## Start

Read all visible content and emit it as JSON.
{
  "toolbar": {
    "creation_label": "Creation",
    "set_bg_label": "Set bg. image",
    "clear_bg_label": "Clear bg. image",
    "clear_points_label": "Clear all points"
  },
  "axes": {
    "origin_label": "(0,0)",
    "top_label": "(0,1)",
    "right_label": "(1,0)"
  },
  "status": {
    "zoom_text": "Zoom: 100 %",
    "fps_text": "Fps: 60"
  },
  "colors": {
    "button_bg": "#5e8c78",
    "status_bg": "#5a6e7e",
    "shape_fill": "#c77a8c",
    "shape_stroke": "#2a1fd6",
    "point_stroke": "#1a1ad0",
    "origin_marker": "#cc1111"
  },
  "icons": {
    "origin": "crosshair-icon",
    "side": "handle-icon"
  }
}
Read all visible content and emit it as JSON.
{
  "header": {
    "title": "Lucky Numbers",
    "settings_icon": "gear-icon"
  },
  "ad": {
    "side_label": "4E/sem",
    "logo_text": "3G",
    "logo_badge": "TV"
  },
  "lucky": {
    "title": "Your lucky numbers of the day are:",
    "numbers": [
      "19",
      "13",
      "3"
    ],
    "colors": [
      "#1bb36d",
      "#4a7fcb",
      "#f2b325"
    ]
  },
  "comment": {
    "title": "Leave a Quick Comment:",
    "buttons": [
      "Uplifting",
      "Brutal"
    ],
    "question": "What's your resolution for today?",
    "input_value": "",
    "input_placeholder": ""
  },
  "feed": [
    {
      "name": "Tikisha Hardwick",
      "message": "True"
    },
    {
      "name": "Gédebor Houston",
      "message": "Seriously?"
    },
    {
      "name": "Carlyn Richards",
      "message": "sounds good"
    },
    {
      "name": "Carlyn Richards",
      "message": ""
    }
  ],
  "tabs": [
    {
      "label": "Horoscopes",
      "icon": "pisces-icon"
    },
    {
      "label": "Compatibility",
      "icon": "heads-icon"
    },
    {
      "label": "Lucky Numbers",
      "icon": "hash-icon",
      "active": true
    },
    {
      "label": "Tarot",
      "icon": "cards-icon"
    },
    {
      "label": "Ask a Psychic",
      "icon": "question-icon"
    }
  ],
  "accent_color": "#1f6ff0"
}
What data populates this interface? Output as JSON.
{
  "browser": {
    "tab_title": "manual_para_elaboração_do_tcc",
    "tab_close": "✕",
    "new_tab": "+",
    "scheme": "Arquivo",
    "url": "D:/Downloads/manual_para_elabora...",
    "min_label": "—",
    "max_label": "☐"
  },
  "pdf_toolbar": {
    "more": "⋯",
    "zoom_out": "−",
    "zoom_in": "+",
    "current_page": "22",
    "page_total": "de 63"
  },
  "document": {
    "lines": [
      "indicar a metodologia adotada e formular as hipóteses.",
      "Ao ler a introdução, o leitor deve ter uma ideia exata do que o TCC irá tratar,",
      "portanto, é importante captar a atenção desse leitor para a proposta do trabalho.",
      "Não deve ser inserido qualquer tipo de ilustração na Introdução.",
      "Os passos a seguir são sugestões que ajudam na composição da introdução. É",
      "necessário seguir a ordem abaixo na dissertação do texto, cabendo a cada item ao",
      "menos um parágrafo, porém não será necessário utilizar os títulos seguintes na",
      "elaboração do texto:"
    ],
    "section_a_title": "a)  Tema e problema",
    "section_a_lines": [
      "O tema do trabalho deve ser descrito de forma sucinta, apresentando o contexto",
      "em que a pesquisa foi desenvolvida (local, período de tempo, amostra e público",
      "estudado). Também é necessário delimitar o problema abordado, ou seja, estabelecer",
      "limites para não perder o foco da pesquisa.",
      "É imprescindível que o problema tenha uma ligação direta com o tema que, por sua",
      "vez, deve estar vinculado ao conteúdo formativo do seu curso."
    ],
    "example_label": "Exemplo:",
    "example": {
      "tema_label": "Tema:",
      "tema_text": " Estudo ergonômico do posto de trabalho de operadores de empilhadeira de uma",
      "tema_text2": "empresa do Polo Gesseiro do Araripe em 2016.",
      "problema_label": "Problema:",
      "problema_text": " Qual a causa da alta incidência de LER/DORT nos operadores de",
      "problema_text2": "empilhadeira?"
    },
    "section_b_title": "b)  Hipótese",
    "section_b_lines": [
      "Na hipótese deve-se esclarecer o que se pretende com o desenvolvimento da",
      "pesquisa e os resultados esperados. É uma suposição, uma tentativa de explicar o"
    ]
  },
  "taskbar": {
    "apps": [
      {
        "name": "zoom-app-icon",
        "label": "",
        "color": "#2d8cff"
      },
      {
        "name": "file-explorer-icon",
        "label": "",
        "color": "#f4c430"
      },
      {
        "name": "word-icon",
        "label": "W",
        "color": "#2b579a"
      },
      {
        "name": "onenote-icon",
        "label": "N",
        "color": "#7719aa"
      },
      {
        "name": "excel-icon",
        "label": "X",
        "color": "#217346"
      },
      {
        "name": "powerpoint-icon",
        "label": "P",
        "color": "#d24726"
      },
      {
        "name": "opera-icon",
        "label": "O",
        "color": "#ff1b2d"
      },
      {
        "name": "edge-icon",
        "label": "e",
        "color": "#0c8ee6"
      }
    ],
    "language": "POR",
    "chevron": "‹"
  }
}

## End

◆ **What is needed**: Every entry should be printed again exactly as it stands.

◆ **Exercise response**:
Read all visible content and emit it as JSON.
{
  "toolbar": {
    "creation_label": "Creation",
    "set_bg_label": "Set bg. image",
    "clear_bg_label": "Clear bg. image",
    "clear_points_label": "Clear all points"
  },
  "axes": {
    "origin_label": "(0,0)",
    "top_label": "(0,1)",
    "right_label": "(1,0)"
  },
  "status": {
    "zoom_text": "Zoom: 100 %",
    "fps_text": "Fps: 60"
  },
  "colors": {
    "button_bg": "#5e8c78",
    "status_bg": "#5a6e7e",
    "shape_fill": "#c77a8c",
    "shape_stroke": "#2a1fd6",
    "point_stroke": "#1a1ad0",
    "origin_marker": "#cc1111"
  },
  "icons": {
    "origin": "crosshair-icon",
    "side": "handle-icon"
  }
}
Read all visible content and emit it as JSON.
{
  "header": {
    "title": "Lucky Numbers",
    "settings_icon": "gear-icon"
  },
  "ad": {
    "side_label": "4E/sem",
    "logo_text": "3G",
    "logo_badge": "TV"
  },
  "lucky": {
    "title": "Your lucky numbers of the day are:",
    "numbers": [
      "19",
      "13",
      "3"
    ],
    "colors": [
      "#1bb36d",
      "#4a7fcb",
      "#f2b325"
    ]
  },
  "comment": {
    "title": "Leave a Quick Comment:",
    "buttons": [
      "Uplifting",
      "Brutal"
    ],
    "question": "What's your resolution for today?",
    "input_value": "",
    "input_placeholder": ""
  },
  "feed": [
    {
      "name": "Tikisha Hardwick",
      "message": "True"
    },
    {
      "name": "Gédebor Houston",
      "message": "Seriously?"
    },
    {
      "name": "Carlyn Richards",
      "message": "sounds good"
    },
    {
      "name": "Carlyn Richards",
      "message": ""
    }
  ],
  "tabs": [
    {
      "label": "Horoscopes",
      "icon": "pisces-icon"
    },
    {
      "label": "Compatibility",
      "icon": "heads-icon"
    },
    {
      "label": "Lucky Numbers",
      "icon": "hash-icon",
      "active": true
    },
    {
      "label": "Tarot",
      "icon": "cards-icon"
    },
    {
      "label": "Ask a Psychic",
      "icon": "question-icon"
    }
  ],
  "accent_color": "#1f6ff0"
}
What data populates this interface? Output as JSON.
{
  "browser": {
    "tab_title": "manual_para_elaboração_do_tcc",
    "tab_close": "✕",
    "new_tab": "+",
    "scheme": "Arquivo",
    "url": "D:/Downloads/manual_para_elabora...",
    "min_label": "—",
    "max_label": "☐"
  },
  "pdf_toolbar": {
    "more": "⋯",
    "zoom_out": "−",
    "zoom_in": "+",
    "current_page": "22",
    "page_total": "de 63"
  },
  "document": {
    "lines": [
      "indicar a metodologia adotada e formular as hipóteses.",
      "Ao ler a introdução, o leitor deve ter uma ideia exata do que o TCC irá tratar,",
      "portanto, é importante captar a atenção desse leitor para a proposta do trabalho.",
      "Não deve ser inserido qualquer tipo de ilustração na Introdução.",
      "Os passos a seguir são sugestões que ajudam na composição da introdução. É",
      "necessário seguir a ordem abaixo na dissertação do texto, cabendo a cada item ao",
      "menos um parágrafo, porém não será necessário utilizar os títulos seguintes na",
      "elaboração do texto:"
    ],
    "section_a_title": "a)  Tema e problema",
    "section_a_lines": [
      "O tema do trabalho deve ser descrito de forma sucinta, apresentando o contexto",
      "em que a pesquisa foi desenvolvida (local, período de tempo, amostra e público",
      "estudado). Também é necessário delimitar o problema abordado, ou seja, estabelecer",
      "limites para não perder o foco da pesquisa.",
      "É imprescindível que o problema tenha uma ligação direta com o tema que, por sua",
      "vez, deve estar vinculado ao conteúdo formativo do seu curso."
    ],
    "example_label": "Exemplo:",
    "example": {
      "tema_label": "Tema:",
      "tema_text": " Estudo ergonômico do posto de trabalho de operadores de empilhadeira de uma",
      "tema_text2": "empresa do Polo Gesseiro do Araripe em 2016.",
      "problema_label": "Problema:",
      "problema_text": " Qual a causa da alta incidência de LER/DORT nos operadores de",
      "problema_text2": "empilhadeira?"
    },
    "section_b_title": "b)  Hipótese",
    "section_b_lines": [
      "Na hipótese deve-se esclarecer o que se pretende com o desenvolvimento da",
      "pesquisa e os resultados esperados. É uma suposição, uma tentativa de explicar o"
    ]
  },
  "taskbar": {
    "apps": [
      {
        "name": "zoom-app-icon",
        "label": "",
        "color": "#2d8cff"
      },
      {
        "name": "file-explorer-icon",
        "label": "",
        "color": "#f4c430"
      },
      {
        "name": "word-icon",
        "label": "W",
        "color": "#2b579a"
      },
      {
        "name": "onenote-icon",
        "label": "N",
        "color": "#7719aa"
      },
      {
        "name": "excel-icon",
        "label": "X",
        "color": "#217346"
      },
      {
        "name": "powerpoint-icon",
        "label": "P",
        "color": "#d24726"
      },
      {
        "name": "opera-icon",
        "label": "O",
        "color": "#ff1b2d"
      },
      {
        "name": "edge-icon",
        "label": "e",
        "color": "#0c8ee6"
      }
    ],
    "language": "POR",
    "chevron": "‹"
  }
}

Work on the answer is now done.